____ Data excerpts

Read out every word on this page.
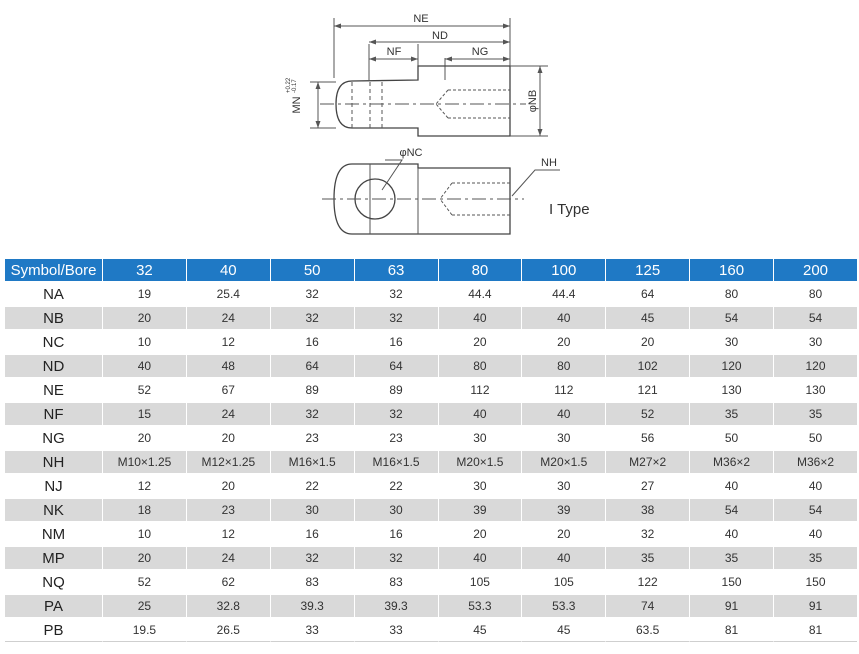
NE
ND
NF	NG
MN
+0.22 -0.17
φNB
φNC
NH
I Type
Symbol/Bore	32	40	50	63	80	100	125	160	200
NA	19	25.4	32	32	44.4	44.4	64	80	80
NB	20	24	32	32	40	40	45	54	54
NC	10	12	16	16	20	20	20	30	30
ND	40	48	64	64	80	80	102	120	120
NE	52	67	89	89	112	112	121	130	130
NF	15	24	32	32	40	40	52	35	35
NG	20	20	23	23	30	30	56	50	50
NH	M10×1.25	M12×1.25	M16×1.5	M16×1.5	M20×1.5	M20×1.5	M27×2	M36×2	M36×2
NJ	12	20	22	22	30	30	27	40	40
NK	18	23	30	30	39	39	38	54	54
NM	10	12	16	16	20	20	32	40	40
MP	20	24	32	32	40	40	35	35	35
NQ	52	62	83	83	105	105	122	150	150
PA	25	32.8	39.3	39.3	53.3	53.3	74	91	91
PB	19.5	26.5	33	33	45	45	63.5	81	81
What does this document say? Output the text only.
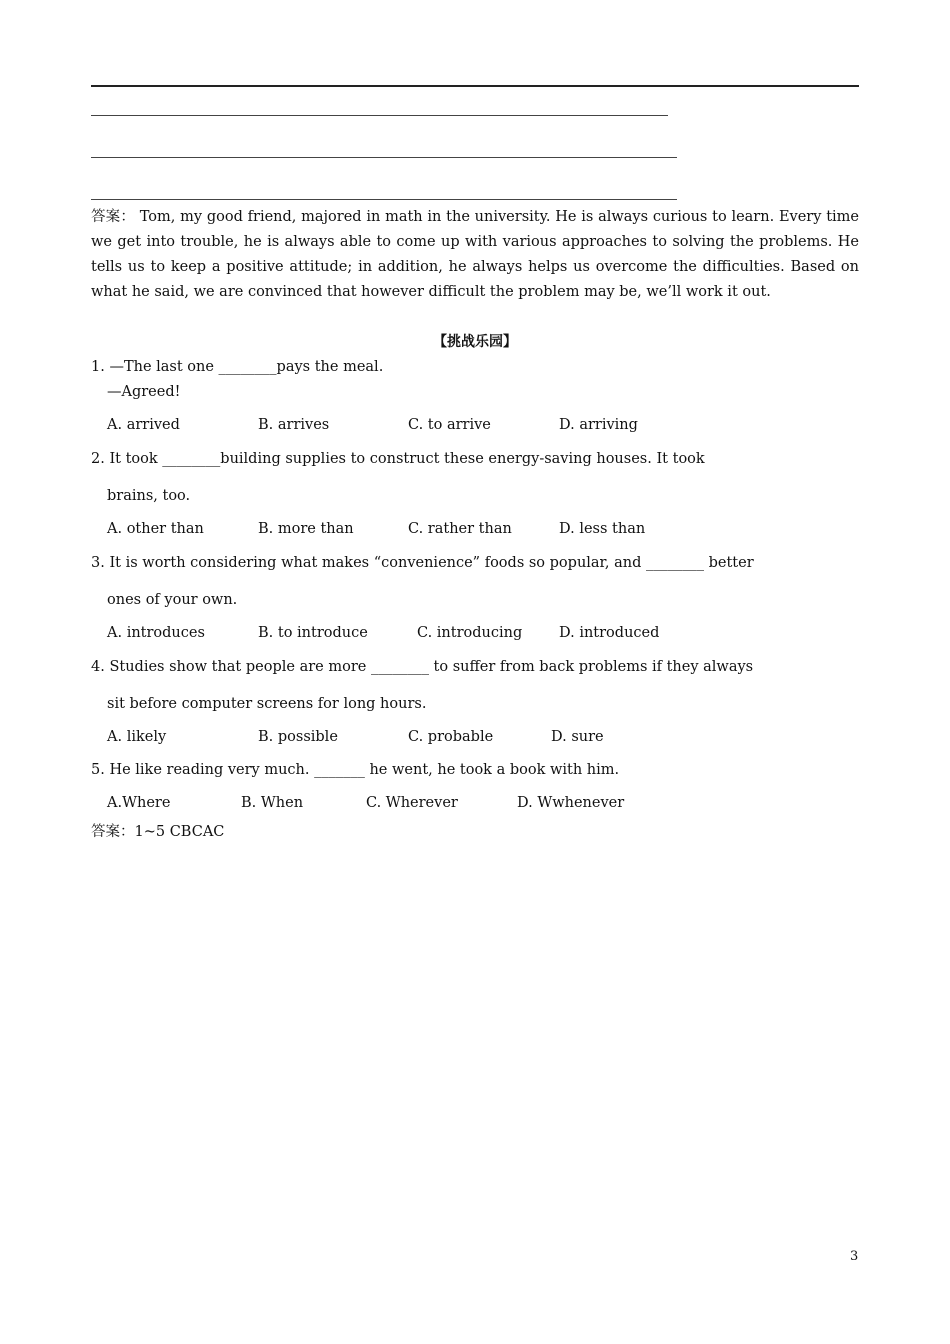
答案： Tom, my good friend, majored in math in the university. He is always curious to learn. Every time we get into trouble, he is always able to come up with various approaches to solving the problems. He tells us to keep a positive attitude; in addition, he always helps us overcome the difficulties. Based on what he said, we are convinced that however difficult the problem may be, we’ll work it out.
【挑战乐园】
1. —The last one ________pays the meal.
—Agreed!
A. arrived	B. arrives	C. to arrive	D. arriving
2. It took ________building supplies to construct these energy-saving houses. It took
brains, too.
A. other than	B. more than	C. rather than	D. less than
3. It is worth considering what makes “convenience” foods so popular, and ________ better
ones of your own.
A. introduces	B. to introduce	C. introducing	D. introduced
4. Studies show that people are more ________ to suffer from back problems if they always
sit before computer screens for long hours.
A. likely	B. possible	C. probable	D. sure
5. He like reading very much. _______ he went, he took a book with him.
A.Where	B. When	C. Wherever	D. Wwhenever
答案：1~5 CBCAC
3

________

Work to do -> Reproduce every line of the material precisely, omitting its pictures.

Response for this exercise ->
Read out every word on this page.
NE
ND
NF	NG
MN
+0.22 -0.17
φNB
φNC
NH
I Type
Symbol/Bore	32	40	50	63	80	100	125	160	200
NA	19	25.4	32	32	44.4	44.4	64	80	80
NB	20	24	32	32	40	40	45	54	54
NC	10	12	16	16	20	20	20	30	30
ND	40	48	64	64	80	80	102	120	120
NE	52	67	89	89	112	112	121	130	130
NF	15	24	32	32	40	40	52	35	35
NG	20	20	23	23	30	30	56	50	50
NH	M10×1.25	M12×1.25	M16×1.5	M16×1.5	M20×1.5	M20×1.5	M27×2	M36×2	M36×2
NJ	12	20	22	22	30	30	27	40	40
NK	18	23	30	30	39	39	38	54	54
NM	10	12	16	16	20	20	32	40	40
MP	20	24	32	32	40	40	35	35	35
NQ	52	62	83	83	105	105	122	150	150
PA	25	32.8	39.3	39.3	53.3	53.3	74	91	91
PB	19.5	26.5	33	33	45	45	63.5	81	81
What does this document say? Output the text only.
答案： Tom, my good friend, majored in math in the university. He is always curious to learn. Every time we get into trouble, he is always able to come up with various approaches to solving the problems. He tells us to keep a positive attitude; in addition, he always helps us overcome the difficulties. Based on what he said, we are convinced that however difficult the problem may be, we’ll work it out.
【挑战乐园】
1. —The last one ________pays the meal.
—Agreed!
A. arrived	B. arrives	C. to arrive	D. arriving
2. It took ________building supplies to construct these energy-saving houses. It took
brains, too.
A. other than	B. more than	C. rather than	D. less than
3. It is worth considering what makes “convenience” foods so popular, and ________ better
ones of your own.
A. introduces	B. to introduce	C. introducing	D. introduced
4. Studies show that people are more ________ to suffer from back problems if they always
sit before computer screens for long hours.
A. likely	B. possible	C. probable	D. sure
5. He like reading very much. _______ he went, he took a book with him.
A.Where	B. When	C. Wherever	D. Wwhenever
答案：1~5 CBCAC
3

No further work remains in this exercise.